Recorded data
╔══
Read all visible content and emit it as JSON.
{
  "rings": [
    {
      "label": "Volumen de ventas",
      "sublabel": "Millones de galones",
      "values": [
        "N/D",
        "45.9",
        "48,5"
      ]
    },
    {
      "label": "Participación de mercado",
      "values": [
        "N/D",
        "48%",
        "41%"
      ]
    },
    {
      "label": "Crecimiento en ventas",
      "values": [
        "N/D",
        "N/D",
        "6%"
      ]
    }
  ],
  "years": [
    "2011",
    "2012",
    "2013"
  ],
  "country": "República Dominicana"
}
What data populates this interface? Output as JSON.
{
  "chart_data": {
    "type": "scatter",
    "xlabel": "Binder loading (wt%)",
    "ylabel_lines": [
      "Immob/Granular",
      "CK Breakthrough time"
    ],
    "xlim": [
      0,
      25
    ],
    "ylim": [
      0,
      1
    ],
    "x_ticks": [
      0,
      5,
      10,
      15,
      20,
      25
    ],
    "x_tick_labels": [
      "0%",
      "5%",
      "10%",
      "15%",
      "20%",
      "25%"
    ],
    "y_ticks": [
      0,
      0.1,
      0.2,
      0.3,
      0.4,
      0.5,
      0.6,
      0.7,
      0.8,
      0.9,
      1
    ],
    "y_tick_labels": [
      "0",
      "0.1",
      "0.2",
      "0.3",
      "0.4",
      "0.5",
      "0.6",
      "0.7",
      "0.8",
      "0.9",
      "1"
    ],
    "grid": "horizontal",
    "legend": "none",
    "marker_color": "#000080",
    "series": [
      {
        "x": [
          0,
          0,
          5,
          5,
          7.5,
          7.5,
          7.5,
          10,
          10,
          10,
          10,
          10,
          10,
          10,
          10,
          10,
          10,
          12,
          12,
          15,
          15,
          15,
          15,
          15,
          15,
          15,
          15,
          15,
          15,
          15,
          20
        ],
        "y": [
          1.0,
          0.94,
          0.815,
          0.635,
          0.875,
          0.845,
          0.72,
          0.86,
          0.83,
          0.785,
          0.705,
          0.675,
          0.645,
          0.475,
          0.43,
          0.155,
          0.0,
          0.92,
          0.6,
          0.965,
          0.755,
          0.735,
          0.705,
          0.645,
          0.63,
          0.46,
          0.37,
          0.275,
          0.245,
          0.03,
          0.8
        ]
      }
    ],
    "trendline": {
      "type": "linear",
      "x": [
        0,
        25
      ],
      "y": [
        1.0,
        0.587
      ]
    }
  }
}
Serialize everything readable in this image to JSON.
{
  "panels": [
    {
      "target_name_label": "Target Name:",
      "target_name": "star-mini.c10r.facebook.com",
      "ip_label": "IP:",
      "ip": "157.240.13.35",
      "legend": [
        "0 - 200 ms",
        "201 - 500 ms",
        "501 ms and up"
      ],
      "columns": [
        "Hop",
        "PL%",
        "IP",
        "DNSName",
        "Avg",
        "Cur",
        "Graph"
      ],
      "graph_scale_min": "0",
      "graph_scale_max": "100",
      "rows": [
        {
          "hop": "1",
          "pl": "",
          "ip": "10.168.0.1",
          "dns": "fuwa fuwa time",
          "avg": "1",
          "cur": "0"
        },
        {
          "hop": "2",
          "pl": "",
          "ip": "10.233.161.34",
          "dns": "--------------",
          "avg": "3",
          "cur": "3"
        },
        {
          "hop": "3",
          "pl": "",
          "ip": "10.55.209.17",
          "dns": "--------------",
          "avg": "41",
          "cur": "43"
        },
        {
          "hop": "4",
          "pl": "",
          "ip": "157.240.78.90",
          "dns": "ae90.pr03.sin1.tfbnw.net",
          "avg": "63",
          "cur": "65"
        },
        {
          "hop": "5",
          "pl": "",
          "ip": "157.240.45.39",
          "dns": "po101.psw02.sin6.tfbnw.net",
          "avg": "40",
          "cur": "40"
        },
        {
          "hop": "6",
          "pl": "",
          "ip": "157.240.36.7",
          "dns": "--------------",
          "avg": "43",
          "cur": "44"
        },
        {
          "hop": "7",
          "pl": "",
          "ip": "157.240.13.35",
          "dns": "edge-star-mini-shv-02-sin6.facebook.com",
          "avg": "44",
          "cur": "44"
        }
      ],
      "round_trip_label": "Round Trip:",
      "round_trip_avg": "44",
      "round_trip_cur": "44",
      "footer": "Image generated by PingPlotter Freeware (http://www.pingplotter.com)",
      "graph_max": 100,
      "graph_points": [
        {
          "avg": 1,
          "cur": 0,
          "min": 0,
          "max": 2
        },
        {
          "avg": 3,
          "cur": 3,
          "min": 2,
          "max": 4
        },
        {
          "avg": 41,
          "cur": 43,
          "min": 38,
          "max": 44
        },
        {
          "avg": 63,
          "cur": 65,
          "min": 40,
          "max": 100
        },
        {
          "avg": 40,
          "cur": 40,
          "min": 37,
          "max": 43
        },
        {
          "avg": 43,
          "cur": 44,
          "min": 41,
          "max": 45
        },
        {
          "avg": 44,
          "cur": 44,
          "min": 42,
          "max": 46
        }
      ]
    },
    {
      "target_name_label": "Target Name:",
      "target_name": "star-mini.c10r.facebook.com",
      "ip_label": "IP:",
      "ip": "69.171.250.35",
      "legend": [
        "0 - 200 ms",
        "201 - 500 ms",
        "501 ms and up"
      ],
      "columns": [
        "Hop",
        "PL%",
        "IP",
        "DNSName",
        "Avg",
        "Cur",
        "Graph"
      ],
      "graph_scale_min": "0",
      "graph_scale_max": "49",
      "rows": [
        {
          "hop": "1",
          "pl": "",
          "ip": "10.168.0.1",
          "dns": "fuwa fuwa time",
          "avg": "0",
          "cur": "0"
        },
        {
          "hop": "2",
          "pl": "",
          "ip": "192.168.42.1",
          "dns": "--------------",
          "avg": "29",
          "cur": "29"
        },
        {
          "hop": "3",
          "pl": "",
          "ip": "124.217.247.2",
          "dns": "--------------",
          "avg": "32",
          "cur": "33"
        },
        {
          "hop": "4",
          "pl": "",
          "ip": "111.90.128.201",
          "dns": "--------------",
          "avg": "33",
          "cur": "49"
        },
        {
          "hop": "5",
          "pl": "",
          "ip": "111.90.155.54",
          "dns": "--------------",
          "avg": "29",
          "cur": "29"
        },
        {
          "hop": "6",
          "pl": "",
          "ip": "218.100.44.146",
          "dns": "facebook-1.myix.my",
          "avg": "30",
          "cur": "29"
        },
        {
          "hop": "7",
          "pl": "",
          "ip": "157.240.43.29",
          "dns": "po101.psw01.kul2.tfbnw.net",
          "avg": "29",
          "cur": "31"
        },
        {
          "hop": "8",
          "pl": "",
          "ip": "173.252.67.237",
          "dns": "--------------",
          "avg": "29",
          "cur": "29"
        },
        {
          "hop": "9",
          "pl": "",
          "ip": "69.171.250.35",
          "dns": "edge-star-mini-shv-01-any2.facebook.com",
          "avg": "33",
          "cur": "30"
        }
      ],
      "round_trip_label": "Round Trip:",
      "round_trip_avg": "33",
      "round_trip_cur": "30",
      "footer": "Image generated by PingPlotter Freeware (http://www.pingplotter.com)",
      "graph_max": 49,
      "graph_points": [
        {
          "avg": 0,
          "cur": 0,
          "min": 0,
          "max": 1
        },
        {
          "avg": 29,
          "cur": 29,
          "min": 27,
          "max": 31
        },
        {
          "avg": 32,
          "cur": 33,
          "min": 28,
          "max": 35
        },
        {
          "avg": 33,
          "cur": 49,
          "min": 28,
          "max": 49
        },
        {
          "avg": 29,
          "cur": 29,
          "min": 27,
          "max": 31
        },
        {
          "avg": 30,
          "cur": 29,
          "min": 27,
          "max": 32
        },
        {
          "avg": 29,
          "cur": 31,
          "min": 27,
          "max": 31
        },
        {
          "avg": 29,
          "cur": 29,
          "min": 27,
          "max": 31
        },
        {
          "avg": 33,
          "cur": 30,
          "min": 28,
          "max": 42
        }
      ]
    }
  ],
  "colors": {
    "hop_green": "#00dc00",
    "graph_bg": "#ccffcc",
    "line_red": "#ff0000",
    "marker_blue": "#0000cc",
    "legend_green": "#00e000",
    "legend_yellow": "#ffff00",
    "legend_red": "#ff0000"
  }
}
╚══
**WORK REQUIRED**
Gather up, from the records above, each line where the word "star" appears.

**TASK SOLUTION**
      "target_name": "star-mini.c10r.facebook.com",
          "dns": "edge-star-mini-shv-02-sin6.facebook.com",
      "target_name": "star-mini.c10r.facebook.com",
          "dns": "edge-star-mini-shv-01-any2.facebook.com",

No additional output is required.